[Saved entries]
⁂
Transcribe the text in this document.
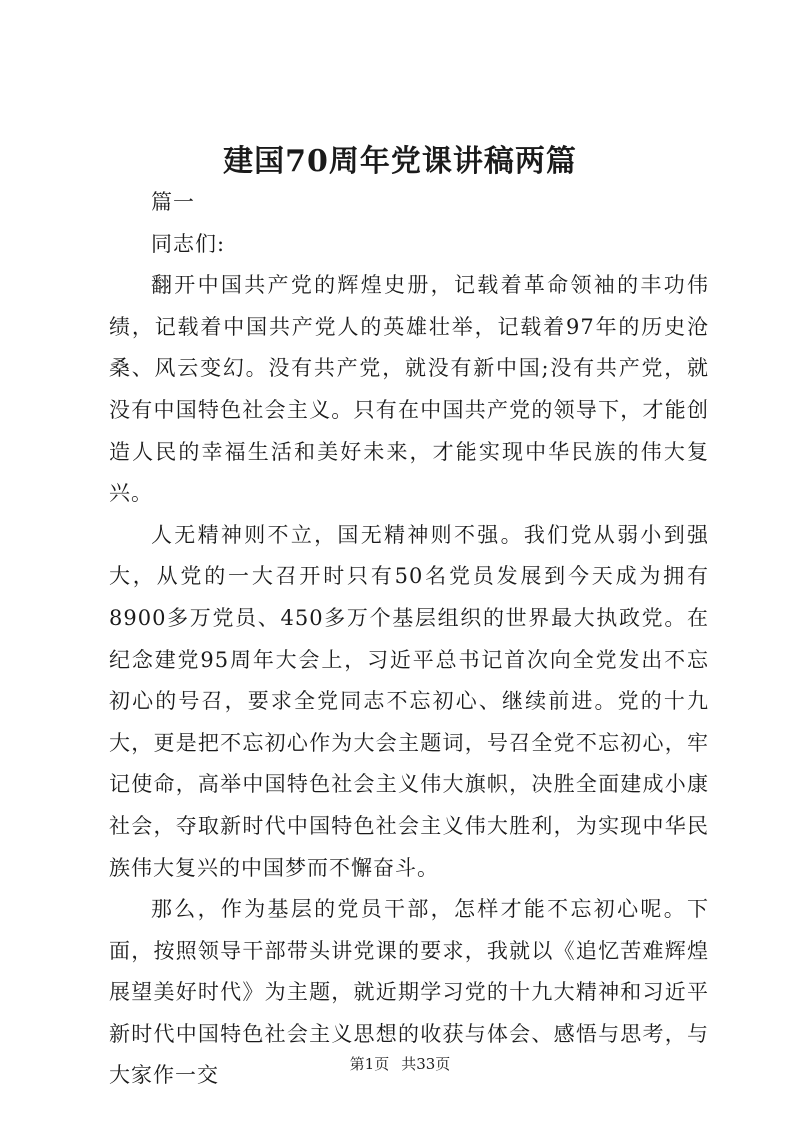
建国70周年党课讲稿两篇

篇一

同志们:

翻开中国共产党的辉煌史册，记载着革命领袖的丰功伟绩，记载着中国共产党人的英雄壮举，记载着97年的历史沧桑、风云变幻。没有共产党，就没有新中国;没有共产党，就没有中国特色社会主义。只有在中国共产党的领导下，才能创造人民的幸福生活和美好未来，才能实现中华民族的伟大复兴。

人无精神则不立，国无精神则不强。我们党从弱小到强大，从党的一大召开时只有50名党员发展到今天成为拥有8900多万党员、450多万个基层组织的世界最大执政党。在纪念建党95周年大会上，习近平总书记首次向全党发出不忘初心的号召，要求全党同志不忘初心、继续前进。党的十九大，更是把不忘初心作为大会主题词，号召全党不忘初心，牢记使命，高举中国特色社会主义伟大旗帜，决胜全面建成小康社会，夺取新时代中国特色社会主义伟大胜利，为实现中华民族伟大复兴的中国梦而不懈奋斗。

那么，作为基层的党员干部，怎样才能不忘初心呢。下面，按照领导干部带头讲党课的要求，我就以《追忆苦难辉煌展望美好时代》为主题，就近期学习党的十九大精神和习近平新时代中国特色社会主义思想的收获与体会、感悟与思考，与大家作一交	第1页 共33页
⁂
SHORT TASK
Verbatim reproduction of every record is required; images are left out.

EXPECTED OUTPUT
Transcribe the text in this document.
建国70周年党课讲稿两篇

篇一

同志们:

翻开中国共产党的辉煌史册，记载着革命领袖的丰功伟绩，记载着中国共产党人的英雄壮举，记载着97年的历史沧桑、风云变幻。没有共产党，就没有新中国;没有共产党，就没有中国特色社会主义。只有在中国共产党的领导下，才能创造人民的幸福生活和美好未来，才能实现中华民族的伟大复兴。

人无精神则不立，国无精神则不强。我们党从弱小到强大，从党的一大召开时只有50名党员发展到今天成为拥有8900多万党员、450多万个基层组织的世界最大执政党。在纪念建党95周年大会上，习近平总书记首次向全党发出不忘初心的号召，要求全党同志不忘初心、继续前进。党的十九大，更是把不忘初心作为大会主题词，号召全党不忘初心，牢记使命，高举中国特色社会主义伟大旗帜，决胜全面建成小康社会，夺取新时代中国特色社会主义伟大胜利，为实现中华民族伟大复兴的中国梦而不懈奋斗。

那么，作为基层的党员干部，怎样才能不忘初心呢。下面，按照领导干部带头讲党课的要求，我就以《追忆苦难辉煌展望美好时代》为主题，就近期学习党的十九大精神和习近平新时代中国特色社会主义思想的收获与体会、感悟与思考，与大家作一交	第1页 共33页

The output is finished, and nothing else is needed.